### Written problem
How many lines in the records contain the string "menu"? Reply with the number alone.

### Records for the task
***

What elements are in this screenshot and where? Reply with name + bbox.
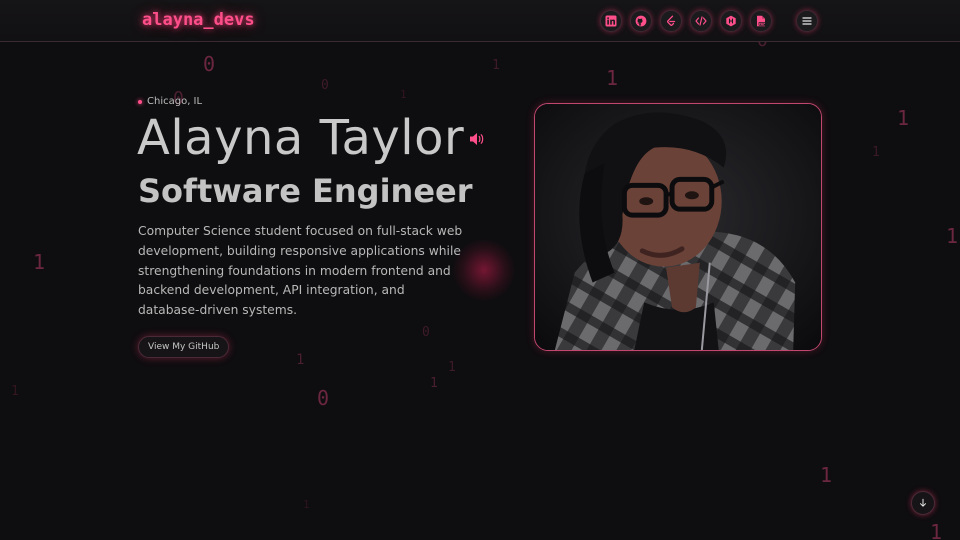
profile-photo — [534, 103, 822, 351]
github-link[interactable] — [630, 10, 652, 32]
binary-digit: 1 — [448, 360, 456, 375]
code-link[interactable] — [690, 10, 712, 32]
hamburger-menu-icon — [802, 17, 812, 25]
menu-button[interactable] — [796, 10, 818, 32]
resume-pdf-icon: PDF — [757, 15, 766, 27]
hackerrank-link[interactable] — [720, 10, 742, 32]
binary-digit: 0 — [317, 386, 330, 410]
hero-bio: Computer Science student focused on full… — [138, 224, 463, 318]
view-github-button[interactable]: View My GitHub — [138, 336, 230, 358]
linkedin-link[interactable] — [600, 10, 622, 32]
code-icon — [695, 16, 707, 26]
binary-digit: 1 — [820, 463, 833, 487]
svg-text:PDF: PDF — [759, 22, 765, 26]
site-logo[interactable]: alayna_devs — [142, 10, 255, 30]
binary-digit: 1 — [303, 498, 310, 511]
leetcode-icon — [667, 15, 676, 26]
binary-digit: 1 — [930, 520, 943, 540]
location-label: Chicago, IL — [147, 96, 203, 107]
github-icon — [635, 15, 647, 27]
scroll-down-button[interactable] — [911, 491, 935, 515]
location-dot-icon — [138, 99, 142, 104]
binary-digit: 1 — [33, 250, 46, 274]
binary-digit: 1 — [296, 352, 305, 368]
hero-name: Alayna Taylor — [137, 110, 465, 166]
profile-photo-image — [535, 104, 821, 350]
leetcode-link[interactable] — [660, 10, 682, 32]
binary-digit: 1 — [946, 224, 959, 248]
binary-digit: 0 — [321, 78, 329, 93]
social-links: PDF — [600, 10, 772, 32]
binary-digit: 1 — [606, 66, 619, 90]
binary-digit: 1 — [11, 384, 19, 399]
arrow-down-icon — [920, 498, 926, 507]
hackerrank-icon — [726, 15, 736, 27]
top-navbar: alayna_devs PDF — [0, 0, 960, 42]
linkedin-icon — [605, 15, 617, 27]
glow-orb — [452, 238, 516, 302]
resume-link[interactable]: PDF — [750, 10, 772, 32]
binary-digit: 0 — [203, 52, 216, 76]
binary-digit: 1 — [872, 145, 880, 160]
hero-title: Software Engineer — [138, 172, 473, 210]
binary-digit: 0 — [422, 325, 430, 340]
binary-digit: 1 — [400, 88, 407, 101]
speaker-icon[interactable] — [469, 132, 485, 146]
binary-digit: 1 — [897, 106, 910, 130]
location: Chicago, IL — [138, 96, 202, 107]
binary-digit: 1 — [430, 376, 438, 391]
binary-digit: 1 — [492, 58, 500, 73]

***

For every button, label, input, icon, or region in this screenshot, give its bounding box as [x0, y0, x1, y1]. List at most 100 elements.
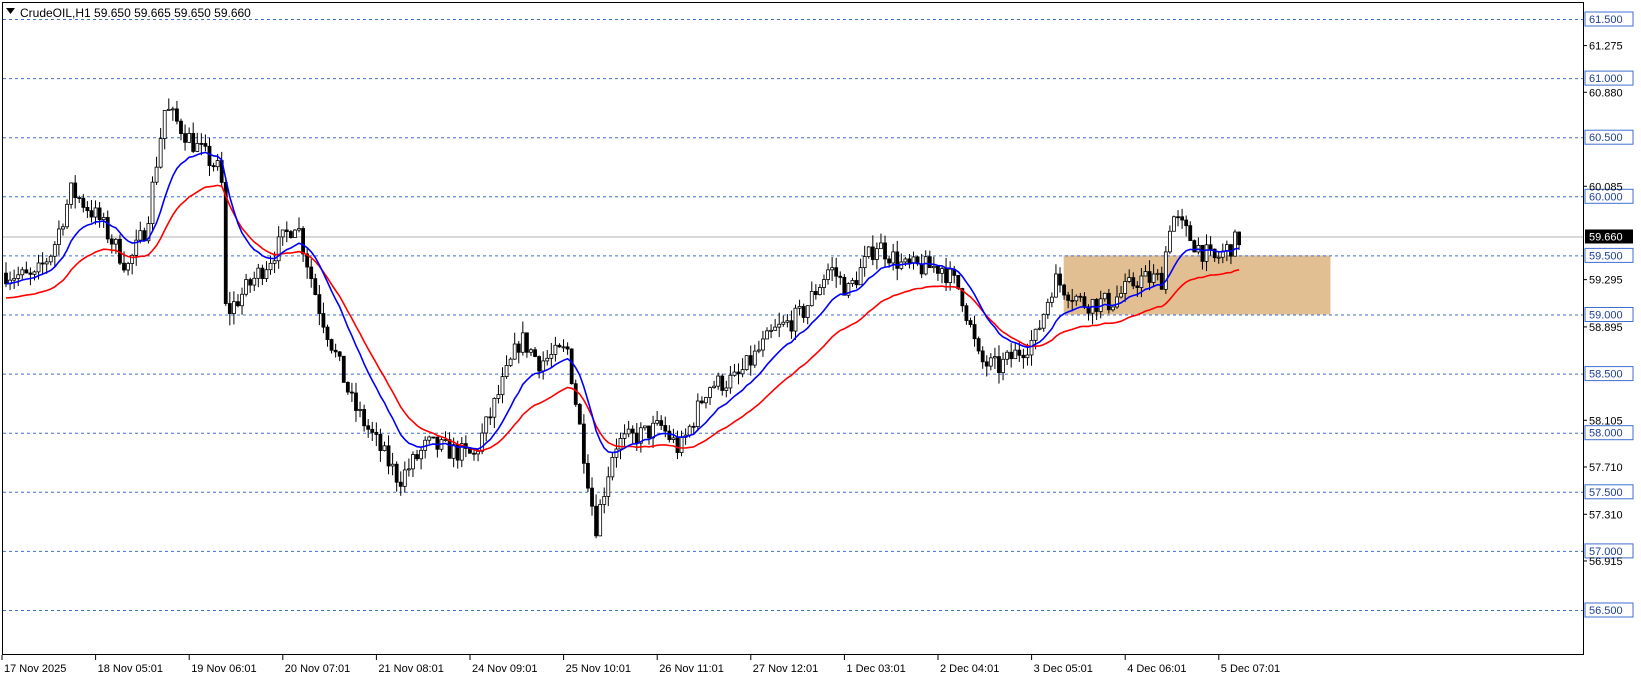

***

### Final result
2